■ **TASK DIRECTIONS**
In your answer, every line of the records should be written out exactly.

■ **INPUT RECORDS**
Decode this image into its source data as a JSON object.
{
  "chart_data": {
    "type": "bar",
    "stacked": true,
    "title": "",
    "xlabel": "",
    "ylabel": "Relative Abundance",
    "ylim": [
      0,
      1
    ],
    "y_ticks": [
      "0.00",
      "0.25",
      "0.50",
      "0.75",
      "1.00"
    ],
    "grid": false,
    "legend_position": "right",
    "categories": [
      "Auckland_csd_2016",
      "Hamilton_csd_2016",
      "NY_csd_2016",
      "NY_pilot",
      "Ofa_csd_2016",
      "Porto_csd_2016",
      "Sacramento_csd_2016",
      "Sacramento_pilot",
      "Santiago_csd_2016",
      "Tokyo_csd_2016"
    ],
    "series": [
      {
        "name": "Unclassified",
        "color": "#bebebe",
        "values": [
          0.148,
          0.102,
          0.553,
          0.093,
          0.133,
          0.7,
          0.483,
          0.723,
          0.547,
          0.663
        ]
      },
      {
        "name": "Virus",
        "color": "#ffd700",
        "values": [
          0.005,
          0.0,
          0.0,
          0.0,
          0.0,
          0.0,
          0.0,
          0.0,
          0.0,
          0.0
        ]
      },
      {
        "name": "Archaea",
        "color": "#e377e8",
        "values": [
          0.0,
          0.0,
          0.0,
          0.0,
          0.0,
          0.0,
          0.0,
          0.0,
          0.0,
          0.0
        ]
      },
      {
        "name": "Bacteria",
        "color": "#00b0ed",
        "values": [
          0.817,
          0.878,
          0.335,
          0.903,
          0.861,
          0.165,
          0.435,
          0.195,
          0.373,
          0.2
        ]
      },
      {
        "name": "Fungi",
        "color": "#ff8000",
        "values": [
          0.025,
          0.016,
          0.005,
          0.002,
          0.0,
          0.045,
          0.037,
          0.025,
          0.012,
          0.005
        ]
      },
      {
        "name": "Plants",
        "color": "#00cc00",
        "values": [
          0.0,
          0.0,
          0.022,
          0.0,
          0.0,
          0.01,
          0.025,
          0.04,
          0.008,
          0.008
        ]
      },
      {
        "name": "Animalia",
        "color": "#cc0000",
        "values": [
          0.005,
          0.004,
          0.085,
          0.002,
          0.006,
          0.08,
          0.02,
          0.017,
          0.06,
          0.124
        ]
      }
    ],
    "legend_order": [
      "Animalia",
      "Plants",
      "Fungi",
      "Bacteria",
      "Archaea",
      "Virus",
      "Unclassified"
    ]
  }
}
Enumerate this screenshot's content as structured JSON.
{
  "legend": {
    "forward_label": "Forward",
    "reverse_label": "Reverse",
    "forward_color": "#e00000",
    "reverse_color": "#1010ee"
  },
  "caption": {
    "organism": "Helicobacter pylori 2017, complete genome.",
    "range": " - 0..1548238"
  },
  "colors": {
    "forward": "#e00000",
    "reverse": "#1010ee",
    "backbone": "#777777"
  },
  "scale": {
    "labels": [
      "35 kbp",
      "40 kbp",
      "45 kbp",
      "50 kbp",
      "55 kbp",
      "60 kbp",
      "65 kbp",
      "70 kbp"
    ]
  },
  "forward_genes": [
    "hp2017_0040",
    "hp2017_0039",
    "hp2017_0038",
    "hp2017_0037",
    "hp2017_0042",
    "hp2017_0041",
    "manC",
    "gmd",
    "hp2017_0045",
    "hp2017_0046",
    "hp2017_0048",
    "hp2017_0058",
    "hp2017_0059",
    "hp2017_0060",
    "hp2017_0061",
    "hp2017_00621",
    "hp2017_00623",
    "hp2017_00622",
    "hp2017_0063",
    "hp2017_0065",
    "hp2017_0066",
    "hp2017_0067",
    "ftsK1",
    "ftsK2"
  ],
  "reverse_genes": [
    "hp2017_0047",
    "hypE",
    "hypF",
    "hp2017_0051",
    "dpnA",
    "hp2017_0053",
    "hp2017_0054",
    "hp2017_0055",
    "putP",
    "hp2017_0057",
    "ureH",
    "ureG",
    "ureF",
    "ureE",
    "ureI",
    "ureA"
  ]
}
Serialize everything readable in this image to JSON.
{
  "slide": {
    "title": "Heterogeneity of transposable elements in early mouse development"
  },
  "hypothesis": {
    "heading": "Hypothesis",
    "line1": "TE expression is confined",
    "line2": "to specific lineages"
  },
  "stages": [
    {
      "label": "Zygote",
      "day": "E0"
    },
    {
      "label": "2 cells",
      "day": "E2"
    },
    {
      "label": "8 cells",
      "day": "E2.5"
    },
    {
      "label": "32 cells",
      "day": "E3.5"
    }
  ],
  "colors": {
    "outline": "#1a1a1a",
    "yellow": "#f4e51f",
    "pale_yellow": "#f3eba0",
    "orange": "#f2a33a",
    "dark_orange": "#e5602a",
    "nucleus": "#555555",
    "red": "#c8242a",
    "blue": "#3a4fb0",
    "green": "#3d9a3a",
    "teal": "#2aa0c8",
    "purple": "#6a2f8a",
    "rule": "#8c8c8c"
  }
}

■ **REPLY TO THE TASK**
Decode this image into its source data as a JSON object.
{
  "chart_data": {
    "type": "bar",
    "stacked": true,
    "title": "",
    "xlabel": "",
    "ylabel": "Relative Abundance",
    "ylim": [
      0,
      1
    ],
    "y_ticks": [
      "0.00",
      "0.25",
      "0.50",
      "0.75",
      "1.00"
    ],
    "grid": false,
    "legend_position": "right",
    "categories": [
      "Auckland_csd_2016",
      "Hamilton_csd_2016",
      "NY_csd_2016",
      "NY_pilot",
      "Ofa_csd_2016",
      "Porto_csd_2016",
      "Sacramento_csd_2016",
      "Sacramento_pilot",
      "Santiago_csd_2016",
      "Tokyo_csd_2016"
    ],
    "series": [
      {
        "name": "Unclassified",
        "color": "#bebebe",
        "values": [
          0.148,
          0.102,
          0.553,
          0.093,
          0.133,
          0.7,
          0.483,
          0.723,
          0.547,
          0.663
        ]
      },
      {
        "name": "Virus",
        "color": "#ffd700",
        "values": [
          0.005,
          0.0,
          0.0,
          0.0,
          0.0,
          0.0,
          0.0,
          0.0,
          0.0,
          0.0
        ]
      },
      {
        "name": "Archaea",
        "color": "#e377e8",
        "values": [
          0.0,
          0.0,
          0.0,
          0.0,
          0.0,
          0.0,
          0.0,
          0.0,
          0.0,
          0.0
        ]
      },
      {
        "name": "Bacteria",
        "color": "#00b0ed",
        "values": [
          0.817,
          0.878,
          0.335,
          0.903,
          0.861,
          0.165,
          0.435,
          0.195,
          0.373,
          0.2
        ]
      },
      {
        "name": "Fungi",
        "color": "#ff8000",
        "values": [
          0.025,
          0.016,
          0.005,
          0.002,
          0.0,
          0.045,
          0.037,
          0.025,
          0.012,
          0.005
        ]
      },
      {
        "name": "Plants",
        "color": "#00cc00",
        "values": [
          0.0,
          0.0,
          0.022,
          0.0,
          0.0,
          0.01,
          0.025,
          0.04,
          0.008,
          0.008
        ]
      },
      {
        "name": "Animalia",
        "color": "#cc0000",
        "values": [
          0.005,
          0.004,
          0.085,
          0.002,
          0.006,
          0.08,
          0.02,
          0.017,
          0.06,
          0.124
        ]
      }
    ],
    "legend_order": [
      "Animalia",
      "Plants",
      "Fungi",
      "Bacteria",
      "Archaea",
      "Virus",
      "Unclassified"
    ]
  }
}
Enumerate this screenshot's content as structured JSON.
{
  "legend": {
    "forward_label": "Forward",
    "reverse_label": "Reverse",
    "forward_color": "#e00000",
    "reverse_color": "#1010ee"
  },
  "caption": {
    "organism": "Helicobacter pylori 2017, complete genome.",
    "range": " - 0..1548238"
  },
  "colors": {
    "forward": "#e00000",
    "reverse": "#1010ee",
    "backbone": "#777777"
  },
  "scale": {
    "labels": [
      "35 kbp",
      "40 kbp",
      "45 kbp",
      "50 kbp",
      "55 kbp",
      "60 kbp",
      "65 kbp",
      "70 kbp"
    ]
  },
  "forward_genes": [
    "hp2017_0040",
    "hp2017_0039",
    "hp2017_0038",
    "hp2017_0037",
    "hp2017_0042",
    "hp2017_0041",
    "manC",
    "gmd",
    "hp2017_0045",
    "hp2017_0046",
    "hp2017_0048",
    "hp2017_0058",
    "hp2017_0059",
    "hp2017_0060",
    "hp2017_0061",
    "hp2017_00621",
    "hp2017_00623",
    "hp2017_00622",
    "hp2017_0063",
    "hp2017_0065",
    "hp2017_0066",
    "hp2017_0067",
    "ftsK1",
    "ftsK2"
  ],
  "reverse_genes": [
    "hp2017_0047",
    "hypE",
    "hypF",
    "hp2017_0051",
    "dpnA",
    "hp2017_0053",
    "hp2017_0054",
    "hp2017_0055",
    "putP",
    "hp2017_0057",
    "ureH",
    "ureG",
    "ureF",
    "ureE",
    "ureI",
    "ureA"
  ]
}
Serialize everything readable in this image to JSON.
{
  "slide": {
    "title": "Heterogeneity of transposable elements in early mouse development"
  },
  "hypothesis": {
    "heading": "Hypothesis",
    "line1": "TE expression is confined",
    "line2": "to specific lineages"
  },
  "stages": [
    {
      "label": "Zygote",
      "day": "E0"
    },
    {
      "label": "2 cells",
      "day": "E2"
    },
    {
      "label": "8 cells",
      "day": "E2.5"
    },
    {
      "label": "32 cells",
      "day": "E3.5"
    }
  ],
  "colors": {
    "outline": "#1a1a1a",
    "yellow": "#f4e51f",
    "pale_yellow": "#f3eba0",
    "orange": "#f2a33a",
    "dark_orange": "#e5602a",
    "nucleus": "#555555",
    "red": "#c8242a",
    "blue": "#3a4fb0",
    "green": "#3d9a3a",
    "teal": "#2aa0c8",
    "purple": "#6a2f8a",
    "rule": "#8c8c8c"
  }
}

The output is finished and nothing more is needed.